╭─ MATERIAL FOR THE TASK

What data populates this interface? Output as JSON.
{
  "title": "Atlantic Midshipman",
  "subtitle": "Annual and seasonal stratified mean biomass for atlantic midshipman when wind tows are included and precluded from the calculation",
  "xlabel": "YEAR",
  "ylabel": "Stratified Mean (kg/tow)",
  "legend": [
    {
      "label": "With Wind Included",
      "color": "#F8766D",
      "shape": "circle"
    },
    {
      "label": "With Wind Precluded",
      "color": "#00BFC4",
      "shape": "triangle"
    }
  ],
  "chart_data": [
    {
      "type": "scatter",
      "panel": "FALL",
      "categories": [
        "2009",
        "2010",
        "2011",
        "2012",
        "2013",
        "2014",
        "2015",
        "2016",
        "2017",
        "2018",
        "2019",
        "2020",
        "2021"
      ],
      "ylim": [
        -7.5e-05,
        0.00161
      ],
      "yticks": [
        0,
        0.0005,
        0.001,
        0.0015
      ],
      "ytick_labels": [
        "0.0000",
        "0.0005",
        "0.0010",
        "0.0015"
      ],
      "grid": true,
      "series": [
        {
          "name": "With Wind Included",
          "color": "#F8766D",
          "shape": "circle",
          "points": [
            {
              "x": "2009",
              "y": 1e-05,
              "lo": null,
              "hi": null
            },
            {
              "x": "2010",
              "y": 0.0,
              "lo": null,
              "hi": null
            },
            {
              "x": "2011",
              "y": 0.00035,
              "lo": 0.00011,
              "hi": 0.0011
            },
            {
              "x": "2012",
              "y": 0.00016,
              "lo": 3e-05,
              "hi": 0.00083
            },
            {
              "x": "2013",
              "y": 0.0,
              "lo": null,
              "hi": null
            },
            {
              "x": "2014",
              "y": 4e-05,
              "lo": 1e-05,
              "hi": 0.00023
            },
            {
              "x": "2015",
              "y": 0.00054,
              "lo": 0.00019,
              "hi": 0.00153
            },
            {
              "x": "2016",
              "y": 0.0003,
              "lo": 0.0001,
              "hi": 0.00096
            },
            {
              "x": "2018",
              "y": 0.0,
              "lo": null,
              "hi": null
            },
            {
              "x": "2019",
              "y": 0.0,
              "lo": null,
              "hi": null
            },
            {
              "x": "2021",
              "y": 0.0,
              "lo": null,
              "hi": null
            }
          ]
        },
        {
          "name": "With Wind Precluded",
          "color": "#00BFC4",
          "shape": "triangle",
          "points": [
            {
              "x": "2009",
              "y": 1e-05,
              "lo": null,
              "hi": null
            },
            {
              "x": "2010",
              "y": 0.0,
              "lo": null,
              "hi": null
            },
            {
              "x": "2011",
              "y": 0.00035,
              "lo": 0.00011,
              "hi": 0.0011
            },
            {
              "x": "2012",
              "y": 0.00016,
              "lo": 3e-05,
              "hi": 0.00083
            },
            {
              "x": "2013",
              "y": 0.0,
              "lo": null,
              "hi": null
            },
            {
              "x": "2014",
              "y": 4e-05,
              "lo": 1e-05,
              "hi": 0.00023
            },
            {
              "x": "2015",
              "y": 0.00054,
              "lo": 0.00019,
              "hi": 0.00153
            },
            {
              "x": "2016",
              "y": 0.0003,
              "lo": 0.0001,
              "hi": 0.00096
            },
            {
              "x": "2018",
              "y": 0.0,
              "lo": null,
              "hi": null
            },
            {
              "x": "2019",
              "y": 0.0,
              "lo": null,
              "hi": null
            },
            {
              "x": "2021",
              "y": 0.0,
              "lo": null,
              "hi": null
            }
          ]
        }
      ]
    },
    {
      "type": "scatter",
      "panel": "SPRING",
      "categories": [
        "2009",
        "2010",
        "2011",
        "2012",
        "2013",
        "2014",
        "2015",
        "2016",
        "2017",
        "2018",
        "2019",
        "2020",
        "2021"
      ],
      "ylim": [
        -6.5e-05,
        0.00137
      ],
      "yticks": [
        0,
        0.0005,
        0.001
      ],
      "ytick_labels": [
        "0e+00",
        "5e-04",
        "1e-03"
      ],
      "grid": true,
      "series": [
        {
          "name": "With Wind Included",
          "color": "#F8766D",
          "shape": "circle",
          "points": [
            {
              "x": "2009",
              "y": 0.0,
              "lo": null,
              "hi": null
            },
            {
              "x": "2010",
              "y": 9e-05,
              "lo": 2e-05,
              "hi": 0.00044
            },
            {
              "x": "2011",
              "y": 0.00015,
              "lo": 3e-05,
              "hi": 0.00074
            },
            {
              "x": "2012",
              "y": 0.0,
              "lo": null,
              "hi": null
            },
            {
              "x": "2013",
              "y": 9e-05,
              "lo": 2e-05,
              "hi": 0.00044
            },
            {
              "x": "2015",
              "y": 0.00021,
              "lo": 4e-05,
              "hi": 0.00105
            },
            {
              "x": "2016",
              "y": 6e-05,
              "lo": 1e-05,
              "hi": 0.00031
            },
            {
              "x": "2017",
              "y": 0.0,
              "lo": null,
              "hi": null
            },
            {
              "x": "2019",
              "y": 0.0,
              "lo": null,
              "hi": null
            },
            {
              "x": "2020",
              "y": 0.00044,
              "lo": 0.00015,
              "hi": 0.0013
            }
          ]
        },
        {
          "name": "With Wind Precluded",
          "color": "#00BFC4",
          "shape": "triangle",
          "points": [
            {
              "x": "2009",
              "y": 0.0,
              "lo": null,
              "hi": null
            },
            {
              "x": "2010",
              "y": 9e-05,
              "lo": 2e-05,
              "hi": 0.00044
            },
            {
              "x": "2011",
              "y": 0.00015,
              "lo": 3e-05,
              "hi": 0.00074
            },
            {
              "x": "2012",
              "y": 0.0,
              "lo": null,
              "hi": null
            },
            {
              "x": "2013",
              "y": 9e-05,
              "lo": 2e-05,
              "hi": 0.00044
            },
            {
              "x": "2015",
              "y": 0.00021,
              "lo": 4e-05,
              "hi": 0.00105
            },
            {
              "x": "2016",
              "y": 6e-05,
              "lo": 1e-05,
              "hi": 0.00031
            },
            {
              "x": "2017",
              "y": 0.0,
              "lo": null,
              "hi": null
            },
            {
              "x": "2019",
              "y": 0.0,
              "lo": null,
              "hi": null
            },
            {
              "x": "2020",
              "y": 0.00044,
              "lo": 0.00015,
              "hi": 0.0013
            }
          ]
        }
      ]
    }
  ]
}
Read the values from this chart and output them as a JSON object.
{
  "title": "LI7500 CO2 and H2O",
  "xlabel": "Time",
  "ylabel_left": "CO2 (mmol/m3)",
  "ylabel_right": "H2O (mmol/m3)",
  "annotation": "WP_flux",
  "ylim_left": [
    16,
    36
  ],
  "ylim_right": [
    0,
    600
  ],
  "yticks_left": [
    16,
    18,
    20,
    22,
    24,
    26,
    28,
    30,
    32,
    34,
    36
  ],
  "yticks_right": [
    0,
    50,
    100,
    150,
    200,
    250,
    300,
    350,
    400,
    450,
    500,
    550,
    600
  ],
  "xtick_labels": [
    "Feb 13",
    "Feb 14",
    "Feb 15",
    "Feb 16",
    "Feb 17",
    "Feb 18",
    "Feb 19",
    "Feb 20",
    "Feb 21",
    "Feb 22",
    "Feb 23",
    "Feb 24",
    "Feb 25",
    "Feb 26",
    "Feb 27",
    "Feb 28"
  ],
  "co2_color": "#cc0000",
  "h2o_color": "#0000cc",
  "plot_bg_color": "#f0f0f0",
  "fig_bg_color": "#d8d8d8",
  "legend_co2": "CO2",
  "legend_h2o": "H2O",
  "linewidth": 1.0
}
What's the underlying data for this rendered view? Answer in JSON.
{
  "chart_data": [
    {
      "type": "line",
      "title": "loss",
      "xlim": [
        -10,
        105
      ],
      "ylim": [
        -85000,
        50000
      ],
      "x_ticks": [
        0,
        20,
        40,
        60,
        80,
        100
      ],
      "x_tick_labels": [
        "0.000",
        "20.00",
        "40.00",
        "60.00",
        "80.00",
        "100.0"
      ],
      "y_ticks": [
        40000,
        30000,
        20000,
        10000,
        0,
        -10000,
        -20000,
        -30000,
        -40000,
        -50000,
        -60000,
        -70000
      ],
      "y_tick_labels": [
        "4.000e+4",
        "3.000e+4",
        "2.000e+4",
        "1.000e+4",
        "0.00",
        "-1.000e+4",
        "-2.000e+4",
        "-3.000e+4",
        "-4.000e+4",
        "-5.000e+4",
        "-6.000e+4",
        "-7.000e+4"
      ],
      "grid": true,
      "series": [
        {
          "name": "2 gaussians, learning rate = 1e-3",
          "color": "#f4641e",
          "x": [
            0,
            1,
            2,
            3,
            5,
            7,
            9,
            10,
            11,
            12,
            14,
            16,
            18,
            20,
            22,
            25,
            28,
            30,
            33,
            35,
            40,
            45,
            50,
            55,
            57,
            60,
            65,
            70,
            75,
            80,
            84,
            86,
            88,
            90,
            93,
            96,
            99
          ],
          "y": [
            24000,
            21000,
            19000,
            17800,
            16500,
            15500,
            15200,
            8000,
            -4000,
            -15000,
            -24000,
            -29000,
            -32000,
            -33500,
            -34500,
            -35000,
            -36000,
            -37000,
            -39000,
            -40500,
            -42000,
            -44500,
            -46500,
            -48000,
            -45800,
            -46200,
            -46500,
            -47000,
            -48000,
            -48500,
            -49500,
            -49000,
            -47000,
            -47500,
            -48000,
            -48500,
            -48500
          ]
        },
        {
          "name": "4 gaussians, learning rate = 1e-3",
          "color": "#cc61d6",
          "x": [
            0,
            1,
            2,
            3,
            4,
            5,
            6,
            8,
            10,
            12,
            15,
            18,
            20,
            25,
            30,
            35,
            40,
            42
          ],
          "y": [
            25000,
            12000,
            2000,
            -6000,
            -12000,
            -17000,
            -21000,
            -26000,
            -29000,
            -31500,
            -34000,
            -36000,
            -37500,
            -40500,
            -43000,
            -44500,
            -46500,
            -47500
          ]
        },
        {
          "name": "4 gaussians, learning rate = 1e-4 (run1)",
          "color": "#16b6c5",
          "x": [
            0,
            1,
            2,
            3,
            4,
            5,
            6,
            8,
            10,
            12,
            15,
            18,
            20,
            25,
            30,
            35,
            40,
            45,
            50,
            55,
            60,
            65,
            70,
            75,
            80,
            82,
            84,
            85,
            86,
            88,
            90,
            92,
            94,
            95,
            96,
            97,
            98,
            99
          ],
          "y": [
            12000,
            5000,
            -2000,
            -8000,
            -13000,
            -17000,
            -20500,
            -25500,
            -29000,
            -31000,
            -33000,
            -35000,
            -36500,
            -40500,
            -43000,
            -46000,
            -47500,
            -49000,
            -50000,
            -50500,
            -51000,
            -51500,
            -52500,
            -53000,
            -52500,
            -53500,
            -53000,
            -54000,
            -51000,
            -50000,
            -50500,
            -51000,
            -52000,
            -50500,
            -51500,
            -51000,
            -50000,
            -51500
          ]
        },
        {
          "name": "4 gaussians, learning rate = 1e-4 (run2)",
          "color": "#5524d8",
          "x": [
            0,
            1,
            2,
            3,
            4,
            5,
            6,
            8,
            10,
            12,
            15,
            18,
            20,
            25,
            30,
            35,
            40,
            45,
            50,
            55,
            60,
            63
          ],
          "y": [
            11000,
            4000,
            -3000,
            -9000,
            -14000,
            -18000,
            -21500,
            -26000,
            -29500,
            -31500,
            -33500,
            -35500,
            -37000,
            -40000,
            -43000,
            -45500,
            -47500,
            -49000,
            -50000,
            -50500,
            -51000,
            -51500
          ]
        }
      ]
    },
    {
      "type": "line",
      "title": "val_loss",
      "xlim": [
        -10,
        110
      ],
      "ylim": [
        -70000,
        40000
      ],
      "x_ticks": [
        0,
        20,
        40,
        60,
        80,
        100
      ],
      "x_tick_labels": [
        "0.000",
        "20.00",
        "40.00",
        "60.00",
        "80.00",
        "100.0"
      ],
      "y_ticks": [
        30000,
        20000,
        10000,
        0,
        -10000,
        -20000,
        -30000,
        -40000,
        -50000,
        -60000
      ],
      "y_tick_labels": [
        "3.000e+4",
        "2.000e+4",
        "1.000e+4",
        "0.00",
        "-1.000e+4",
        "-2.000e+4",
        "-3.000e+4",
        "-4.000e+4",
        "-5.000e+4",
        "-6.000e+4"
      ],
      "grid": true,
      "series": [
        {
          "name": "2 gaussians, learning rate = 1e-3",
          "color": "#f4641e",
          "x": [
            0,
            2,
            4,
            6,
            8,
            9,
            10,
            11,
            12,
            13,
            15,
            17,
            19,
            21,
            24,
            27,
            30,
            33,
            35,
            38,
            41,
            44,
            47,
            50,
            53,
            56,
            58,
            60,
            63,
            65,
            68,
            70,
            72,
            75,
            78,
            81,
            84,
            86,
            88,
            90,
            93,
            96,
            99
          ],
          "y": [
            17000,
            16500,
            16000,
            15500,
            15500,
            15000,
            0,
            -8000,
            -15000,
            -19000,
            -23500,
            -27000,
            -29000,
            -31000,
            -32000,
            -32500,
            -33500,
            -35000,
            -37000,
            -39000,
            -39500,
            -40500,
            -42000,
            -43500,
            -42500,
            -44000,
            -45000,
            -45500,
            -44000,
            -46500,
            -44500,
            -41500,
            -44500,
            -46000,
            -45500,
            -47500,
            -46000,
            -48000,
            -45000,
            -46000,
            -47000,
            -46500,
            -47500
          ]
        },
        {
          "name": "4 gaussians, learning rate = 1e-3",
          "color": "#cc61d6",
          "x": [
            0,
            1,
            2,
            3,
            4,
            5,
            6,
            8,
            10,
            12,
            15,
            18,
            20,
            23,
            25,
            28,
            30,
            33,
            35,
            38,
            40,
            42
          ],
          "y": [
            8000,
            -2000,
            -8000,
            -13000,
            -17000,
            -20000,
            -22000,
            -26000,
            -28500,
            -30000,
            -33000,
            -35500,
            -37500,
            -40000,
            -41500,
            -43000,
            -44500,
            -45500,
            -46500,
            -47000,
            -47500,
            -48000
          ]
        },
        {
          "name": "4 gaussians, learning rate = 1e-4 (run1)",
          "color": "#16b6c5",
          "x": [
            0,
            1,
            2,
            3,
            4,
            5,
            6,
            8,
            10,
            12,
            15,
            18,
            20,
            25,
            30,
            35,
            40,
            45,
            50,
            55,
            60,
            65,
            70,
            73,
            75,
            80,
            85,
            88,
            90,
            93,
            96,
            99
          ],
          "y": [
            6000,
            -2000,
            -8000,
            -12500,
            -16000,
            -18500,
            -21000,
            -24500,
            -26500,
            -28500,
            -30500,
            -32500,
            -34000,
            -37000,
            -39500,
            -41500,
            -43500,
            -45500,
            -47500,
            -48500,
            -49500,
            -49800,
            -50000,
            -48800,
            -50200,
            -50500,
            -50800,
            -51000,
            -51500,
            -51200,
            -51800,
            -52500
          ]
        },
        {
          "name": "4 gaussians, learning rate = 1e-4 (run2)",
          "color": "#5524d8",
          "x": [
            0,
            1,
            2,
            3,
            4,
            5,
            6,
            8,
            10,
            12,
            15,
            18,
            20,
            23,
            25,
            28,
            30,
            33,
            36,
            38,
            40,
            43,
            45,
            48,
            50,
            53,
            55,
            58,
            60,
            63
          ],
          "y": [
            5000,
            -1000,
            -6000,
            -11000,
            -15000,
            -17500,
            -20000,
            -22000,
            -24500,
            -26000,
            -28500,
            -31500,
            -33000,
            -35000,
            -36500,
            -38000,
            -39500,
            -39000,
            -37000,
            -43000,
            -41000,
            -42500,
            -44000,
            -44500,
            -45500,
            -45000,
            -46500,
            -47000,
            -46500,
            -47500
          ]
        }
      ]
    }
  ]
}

╰─

- _REQUIRED WORK_: Among the entries above, identify all lines with "JSON" and copy them.

- _SOLUTION TO THIS PROBLEM_:
What data populates this interface? Output as JSON.
Read the values from this chart and output them as a JSON object.
What's the underlying data for this rendered view? Answer in JSON.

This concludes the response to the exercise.